# Your goal
The data below must be copied in full and without any change.

# Extracted records

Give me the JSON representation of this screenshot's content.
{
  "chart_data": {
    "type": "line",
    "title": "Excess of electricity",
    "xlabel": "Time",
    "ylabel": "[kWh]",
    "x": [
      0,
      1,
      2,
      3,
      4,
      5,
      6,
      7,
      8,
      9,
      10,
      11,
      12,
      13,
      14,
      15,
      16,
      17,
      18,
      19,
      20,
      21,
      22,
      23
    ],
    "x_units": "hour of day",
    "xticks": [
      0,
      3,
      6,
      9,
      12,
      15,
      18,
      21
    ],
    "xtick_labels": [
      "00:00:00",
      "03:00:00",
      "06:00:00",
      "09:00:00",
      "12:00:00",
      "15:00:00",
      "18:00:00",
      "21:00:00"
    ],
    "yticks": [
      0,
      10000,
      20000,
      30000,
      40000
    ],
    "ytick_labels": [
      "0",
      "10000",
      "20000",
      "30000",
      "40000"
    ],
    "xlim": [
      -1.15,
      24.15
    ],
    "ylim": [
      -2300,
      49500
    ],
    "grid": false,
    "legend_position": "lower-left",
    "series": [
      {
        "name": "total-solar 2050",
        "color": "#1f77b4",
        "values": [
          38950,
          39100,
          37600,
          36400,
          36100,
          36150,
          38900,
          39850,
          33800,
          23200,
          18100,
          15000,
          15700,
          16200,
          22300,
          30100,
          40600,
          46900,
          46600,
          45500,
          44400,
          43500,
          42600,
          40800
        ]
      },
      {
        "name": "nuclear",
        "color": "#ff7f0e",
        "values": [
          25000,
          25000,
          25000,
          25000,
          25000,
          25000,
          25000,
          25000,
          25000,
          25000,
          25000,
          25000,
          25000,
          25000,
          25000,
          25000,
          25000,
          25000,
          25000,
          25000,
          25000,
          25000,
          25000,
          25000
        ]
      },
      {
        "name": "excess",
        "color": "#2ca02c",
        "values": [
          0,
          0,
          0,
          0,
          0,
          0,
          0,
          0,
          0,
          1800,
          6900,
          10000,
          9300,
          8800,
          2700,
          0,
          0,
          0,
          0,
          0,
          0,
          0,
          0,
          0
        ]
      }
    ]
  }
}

# Complete answer
Give me the JSON representation of this screenshot's content.
{
  "chart_data": {
    "type": "line",
    "title": "Excess of electricity",
    "xlabel": "Time",
    "ylabel": "[kWh]",
    "x": [
      0,
      1,
      2,
      3,
      4,
      5,
      6,
      7,
      8,
      9,
      10,
      11,
      12,
      13,
      14,
      15,
      16,
      17,
      18,
      19,
      20,
      21,
      22,
      23
    ],
    "x_units": "hour of day",
    "xticks": [
      0,
      3,
      6,
      9,
      12,
      15,
      18,
      21
    ],
    "xtick_labels": [
      "00:00:00",
      "03:00:00",
      "06:00:00",
      "09:00:00",
      "12:00:00",
      "15:00:00",
      "18:00:00",
      "21:00:00"
    ],
    "yticks": [
      0,
      10000,
      20000,
      30000,
      40000
    ],
    "ytick_labels": [
      "0",
      "10000",
      "20000",
      "30000",
      "40000"
    ],
    "xlim": [
      -1.15,
      24.15
    ],
    "ylim": [
      -2300,
      49500
    ],
    "grid": false,
    "legend_position": "lower-left",
    "series": [
      {
        "name": "total-solar 2050",
        "color": "#1f77b4",
        "values": [
          38950,
          39100,
          37600,
          36400,
          36100,
          36150,
          38900,
          39850,
          33800,
          23200,
          18100,
          15000,
          15700,
          16200,
          22300,
          30100,
          40600,
          46900,
          46600,
          45500,
          44400,
          43500,
          42600,
          40800
        ]
      },
      {
        "name": "nuclear",
        "color": "#ff7f0e",
        "values": [
          25000,
          25000,
          25000,
          25000,
          25000,
          25000,
          25000,
          25000,
          25000,
          25000,
          25000,
          25000,
          25000,
          25000,
          25000,
          25000,
          25000,
          25000,
          25000,
          25000,
          25000,
          25000,
          25000,
          25000
        ]
      },
      {
        "name": "excess",
        "color": "#2ca02c",
        "values": [
          0,
          0,
          0,
          0,
          0,
          0,
          0,
          0,
          0,
          1800,
          6900,
          10000,
          9300,
          8800,
          2700,
          0,
          0,
          0,
          0,
          0,
          0,
          0,
          0,
          0
        ]
      }
    ]
  }
}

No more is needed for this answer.